◆ WHAT YOU HAVE TO DO:
Every line below that includes "JSON" counts toward the total. Report that total alone.

------------------------------------

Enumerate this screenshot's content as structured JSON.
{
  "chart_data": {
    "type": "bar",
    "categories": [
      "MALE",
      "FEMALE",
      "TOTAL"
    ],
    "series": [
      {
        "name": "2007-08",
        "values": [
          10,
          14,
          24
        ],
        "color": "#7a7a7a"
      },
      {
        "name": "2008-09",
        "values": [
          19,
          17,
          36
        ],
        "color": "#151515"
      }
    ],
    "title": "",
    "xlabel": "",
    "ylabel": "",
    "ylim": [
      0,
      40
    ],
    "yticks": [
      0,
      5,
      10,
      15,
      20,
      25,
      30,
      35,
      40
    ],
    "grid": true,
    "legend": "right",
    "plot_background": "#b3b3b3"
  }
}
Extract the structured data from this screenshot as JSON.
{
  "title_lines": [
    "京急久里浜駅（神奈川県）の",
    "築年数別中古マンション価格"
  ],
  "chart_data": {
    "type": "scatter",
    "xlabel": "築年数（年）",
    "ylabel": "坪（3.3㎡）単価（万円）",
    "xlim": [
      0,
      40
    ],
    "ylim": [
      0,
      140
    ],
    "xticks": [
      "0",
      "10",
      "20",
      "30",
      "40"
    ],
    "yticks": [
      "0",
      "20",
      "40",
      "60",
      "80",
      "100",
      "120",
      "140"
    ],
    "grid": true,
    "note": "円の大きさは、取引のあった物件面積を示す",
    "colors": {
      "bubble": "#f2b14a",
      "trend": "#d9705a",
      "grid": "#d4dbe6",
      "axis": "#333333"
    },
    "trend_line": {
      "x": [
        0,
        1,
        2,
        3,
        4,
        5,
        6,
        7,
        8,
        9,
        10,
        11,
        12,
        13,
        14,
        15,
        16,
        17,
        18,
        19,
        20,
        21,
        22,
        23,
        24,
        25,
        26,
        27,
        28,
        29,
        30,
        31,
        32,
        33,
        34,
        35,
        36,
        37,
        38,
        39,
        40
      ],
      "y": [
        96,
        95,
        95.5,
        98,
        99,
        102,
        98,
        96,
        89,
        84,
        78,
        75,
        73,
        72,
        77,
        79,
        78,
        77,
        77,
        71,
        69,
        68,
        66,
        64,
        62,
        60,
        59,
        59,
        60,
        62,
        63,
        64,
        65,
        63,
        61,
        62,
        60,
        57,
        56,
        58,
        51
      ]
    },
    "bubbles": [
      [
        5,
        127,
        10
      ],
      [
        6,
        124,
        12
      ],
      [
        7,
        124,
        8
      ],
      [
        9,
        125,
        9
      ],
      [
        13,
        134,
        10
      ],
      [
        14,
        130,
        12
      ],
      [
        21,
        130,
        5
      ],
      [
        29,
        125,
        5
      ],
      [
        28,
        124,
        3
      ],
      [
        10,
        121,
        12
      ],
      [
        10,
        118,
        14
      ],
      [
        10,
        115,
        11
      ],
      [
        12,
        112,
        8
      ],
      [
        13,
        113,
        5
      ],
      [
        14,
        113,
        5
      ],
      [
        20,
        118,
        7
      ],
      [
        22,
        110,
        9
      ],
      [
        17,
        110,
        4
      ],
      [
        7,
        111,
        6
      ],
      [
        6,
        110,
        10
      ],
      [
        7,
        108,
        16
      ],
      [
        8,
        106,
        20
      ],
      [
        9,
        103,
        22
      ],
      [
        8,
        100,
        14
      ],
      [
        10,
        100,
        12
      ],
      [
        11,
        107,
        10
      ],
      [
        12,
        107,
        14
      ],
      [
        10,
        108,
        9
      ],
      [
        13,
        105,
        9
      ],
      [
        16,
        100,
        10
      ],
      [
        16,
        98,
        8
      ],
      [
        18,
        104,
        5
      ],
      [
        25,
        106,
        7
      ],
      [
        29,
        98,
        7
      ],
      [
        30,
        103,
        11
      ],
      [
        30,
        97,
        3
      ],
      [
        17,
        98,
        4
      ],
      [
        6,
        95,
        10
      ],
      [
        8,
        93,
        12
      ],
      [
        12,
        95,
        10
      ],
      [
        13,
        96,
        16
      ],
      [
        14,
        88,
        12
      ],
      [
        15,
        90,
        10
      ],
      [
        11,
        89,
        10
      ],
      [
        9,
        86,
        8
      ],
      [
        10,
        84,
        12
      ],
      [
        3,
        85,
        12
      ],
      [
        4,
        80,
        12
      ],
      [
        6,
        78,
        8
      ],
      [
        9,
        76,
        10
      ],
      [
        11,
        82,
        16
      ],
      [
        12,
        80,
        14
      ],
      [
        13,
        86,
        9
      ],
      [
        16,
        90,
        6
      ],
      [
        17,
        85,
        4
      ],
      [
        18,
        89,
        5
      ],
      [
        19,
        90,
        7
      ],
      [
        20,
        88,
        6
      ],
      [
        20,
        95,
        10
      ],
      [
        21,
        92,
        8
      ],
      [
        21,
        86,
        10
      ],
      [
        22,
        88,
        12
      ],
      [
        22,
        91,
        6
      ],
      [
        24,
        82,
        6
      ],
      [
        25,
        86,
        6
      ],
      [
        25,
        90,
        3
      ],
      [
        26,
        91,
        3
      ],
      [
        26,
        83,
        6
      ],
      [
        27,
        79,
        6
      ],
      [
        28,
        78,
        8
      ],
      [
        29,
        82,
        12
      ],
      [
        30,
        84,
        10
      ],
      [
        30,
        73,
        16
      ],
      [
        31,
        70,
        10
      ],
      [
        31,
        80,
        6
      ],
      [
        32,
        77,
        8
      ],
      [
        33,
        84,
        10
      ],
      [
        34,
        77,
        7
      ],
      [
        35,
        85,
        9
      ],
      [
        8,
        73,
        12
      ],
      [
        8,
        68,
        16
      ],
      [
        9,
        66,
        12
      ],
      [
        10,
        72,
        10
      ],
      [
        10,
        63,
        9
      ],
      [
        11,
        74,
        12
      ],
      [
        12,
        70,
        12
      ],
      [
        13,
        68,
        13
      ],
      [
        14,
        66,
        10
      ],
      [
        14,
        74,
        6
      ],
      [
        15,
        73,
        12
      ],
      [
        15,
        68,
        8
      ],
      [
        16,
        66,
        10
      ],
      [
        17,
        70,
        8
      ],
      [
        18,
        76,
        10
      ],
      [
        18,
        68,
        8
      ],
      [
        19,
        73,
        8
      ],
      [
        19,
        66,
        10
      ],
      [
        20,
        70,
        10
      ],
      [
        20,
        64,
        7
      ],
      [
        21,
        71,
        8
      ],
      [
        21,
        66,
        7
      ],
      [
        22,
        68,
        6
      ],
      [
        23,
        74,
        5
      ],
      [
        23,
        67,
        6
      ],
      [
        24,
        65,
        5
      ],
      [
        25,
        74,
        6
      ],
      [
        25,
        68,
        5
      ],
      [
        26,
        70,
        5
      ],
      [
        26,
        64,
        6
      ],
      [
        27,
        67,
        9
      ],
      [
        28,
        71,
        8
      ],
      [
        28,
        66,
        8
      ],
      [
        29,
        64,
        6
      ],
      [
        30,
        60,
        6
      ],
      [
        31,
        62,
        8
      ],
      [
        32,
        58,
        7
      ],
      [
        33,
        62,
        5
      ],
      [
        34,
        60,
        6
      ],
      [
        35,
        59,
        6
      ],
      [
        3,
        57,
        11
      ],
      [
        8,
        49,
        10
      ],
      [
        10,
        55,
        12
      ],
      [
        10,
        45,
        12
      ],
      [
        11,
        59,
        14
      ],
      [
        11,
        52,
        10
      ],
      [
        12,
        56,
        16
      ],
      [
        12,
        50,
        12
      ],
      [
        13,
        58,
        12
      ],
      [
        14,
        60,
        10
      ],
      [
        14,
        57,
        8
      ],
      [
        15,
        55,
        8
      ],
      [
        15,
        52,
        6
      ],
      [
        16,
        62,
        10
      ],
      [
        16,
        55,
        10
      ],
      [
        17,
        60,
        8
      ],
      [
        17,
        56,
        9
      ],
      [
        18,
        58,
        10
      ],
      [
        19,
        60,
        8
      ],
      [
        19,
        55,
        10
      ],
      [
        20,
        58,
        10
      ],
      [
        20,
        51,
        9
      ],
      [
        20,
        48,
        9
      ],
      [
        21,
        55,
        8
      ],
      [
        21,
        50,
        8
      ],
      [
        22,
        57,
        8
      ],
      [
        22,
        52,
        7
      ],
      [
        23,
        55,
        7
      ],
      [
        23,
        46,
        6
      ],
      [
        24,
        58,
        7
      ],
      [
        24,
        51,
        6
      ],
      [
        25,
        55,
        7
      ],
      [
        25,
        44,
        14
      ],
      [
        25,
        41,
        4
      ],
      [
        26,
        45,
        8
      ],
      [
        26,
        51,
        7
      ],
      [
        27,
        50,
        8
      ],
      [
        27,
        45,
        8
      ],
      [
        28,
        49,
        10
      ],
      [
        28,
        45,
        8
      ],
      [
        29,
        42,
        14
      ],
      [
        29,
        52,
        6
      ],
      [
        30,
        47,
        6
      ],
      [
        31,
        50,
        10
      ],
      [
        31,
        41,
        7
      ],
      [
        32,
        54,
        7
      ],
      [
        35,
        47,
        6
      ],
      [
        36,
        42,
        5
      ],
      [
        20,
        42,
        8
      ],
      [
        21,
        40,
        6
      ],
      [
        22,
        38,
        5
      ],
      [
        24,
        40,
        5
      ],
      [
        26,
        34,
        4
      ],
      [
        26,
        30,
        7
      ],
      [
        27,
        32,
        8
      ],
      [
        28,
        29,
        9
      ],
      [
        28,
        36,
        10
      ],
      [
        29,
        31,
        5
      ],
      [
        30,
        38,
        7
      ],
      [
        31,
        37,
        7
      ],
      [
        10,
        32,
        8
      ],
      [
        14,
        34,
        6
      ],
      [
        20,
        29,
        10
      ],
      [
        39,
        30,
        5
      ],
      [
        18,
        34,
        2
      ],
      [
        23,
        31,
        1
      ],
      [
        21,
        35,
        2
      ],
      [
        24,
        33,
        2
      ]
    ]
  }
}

------------------------------------

◆ EXPECTED ANSWER:
2